SHORT EXERCISE - Please transcribe the records precisely; pictures stay out of your copy.

(Source data)
----
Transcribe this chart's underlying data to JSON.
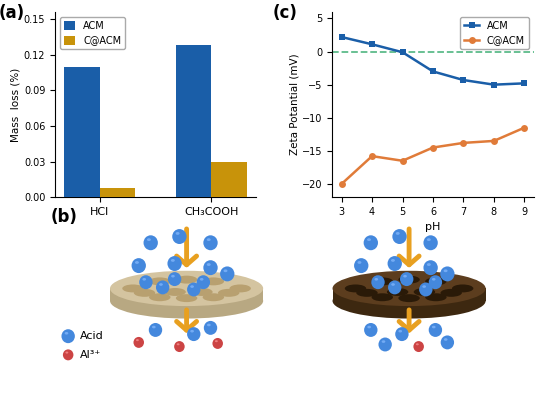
{
  "bar_categories": [
    "HCl",
    "CH₃COOH"
  ],
  "acm_values": [
    0.11,
    0.128
  ],
  "cacm_values": [
    0.008,
    0.03
  ],
  "bar_color_acm": "#1A5EA8",
  "bar_color_cacm": "#C8930A",
  "ylabel_bar": "Mass  loss (%)",
  "ylim_bar": [
    0.0,
    0.156
  ],
  "yticks_bar": [
    0.0,
    0.03,
    0.06,
    0.09,
    0.12,
    0.15
  ],
  "label_a": "(a)",
  "label_b": "(b)",
  "label_c": "(c)",
  "ph_values": [
    3,
    4,
    5,
    6,
    7,
    8,
    9
  ],
  "acm_zeta": [
    2.2,
    1.1,
    -0.1,
    -3.0,
    -4.3,
    -5.0,
    -4.8
  ],
  "cacm_zeta": [
    -20.0,
    -15.8,
    -16.5,
    -14.5,
    -13.8,
    -13.5,
    -11.5
  ],
  "line_color_acm": "#1A5EA8",
  "line_color_cacm": "#E07B39",
  "ylabel_line": "Zeta Potantial (mV)",
  "xlabel_line": "pH",
  "ylim_line": [
    -22,
    6
  ],
  "yticks_line": [
    -20,
    -15,
    -10,
    -5,
    0,
    5
  ],
  "background_color": "#ffffff",
  "dashed_line_color": "#5DBB8A",
  "mem_left_color": "#D4C4A0",
  "mem_right_color": "#5C3D1E",
  "mem_left_shadow": "#B8A882",
  "mem_right_shadow": "#3D2810",
  "hole_color_left": "#B8A070",
  "hole_color_right": "#2A1A08",
  "sphere_acid_color": "#4488DD",
  "sphere_acid_shine": "#88BBFF",
  "sphere_al_color": "#CC4444",
  "arrow_color": "#E8A020"
}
----
RESULT OF THIS TASK -
Transcribe this chart's underlying data to JSON.
{
  "bar_categories": [
    "HCl",
    "CH₃COOH"
  ],
  "acm_values": [
    0.11,
    0.128
  ],
  "cacm_values": [
    0.008,
    0.03
  ],
  "bar_color_acm": "#1A5EA8",
  "bar_color_cacm": "#C8930A",
  "ylabel_bar": "Mass  loss (%)",
  "ylim_bar": [
    0.0,
    0.156
  ],
  "yticks_bar": [
    0.0,
    0.03,
    0.06,
    0.09,
    0.12,
    0.15
  ],
  "label_a": "(a)",
  "label_b": "(b)",
  "label_c": "(c)",
  "ph_values": [
    3,
    4,
    5,
    6,
    7,
    8,
    9
  ],
  "acm_zeta": [
    2.2,
    1.1,
    -0.1,
    -3.0,
    -4.3,
    -5.0,
    -4.8
  ],
  "cacm_zeta": [
    -20.0,
    -15.8,
    -16.5,
    -14.5,
    -13.8,
    -13.5,
    -11.5
  ],
  "line_color_acm": "#1A5EA8",
  "line_color_cacm": "#E07B39",
  "ylabel_line": "Zeta Potantial (mV)",
  "xlabel_line": "pH",
  "ylim_line": [
    -22,
    6
  ],
  "yticks_line": [
    -20,
    -15,
    -10,
    -5,
    0,
    5
  ],
  "background_color": "#ffffff",
  "dashed_line_color": "#5DBB8A",
  "mem_left_color": "#D4C4A0",
  "mem_right_color": "#5C3D1E",
  "mem_left_shadow": "#B8A882",
  "mem_right_shadow": "#3D2810",
  "hole_color_left": "#B8A070",
  "hole_color_right": "#2A1A08",
  "sphere_acid_color": "#4488DD",
  "sphere_acid_shine": "#88BBFF",
  "sphere_al_color": "#CC4444",
  "arrow_color": "#E8A020"
}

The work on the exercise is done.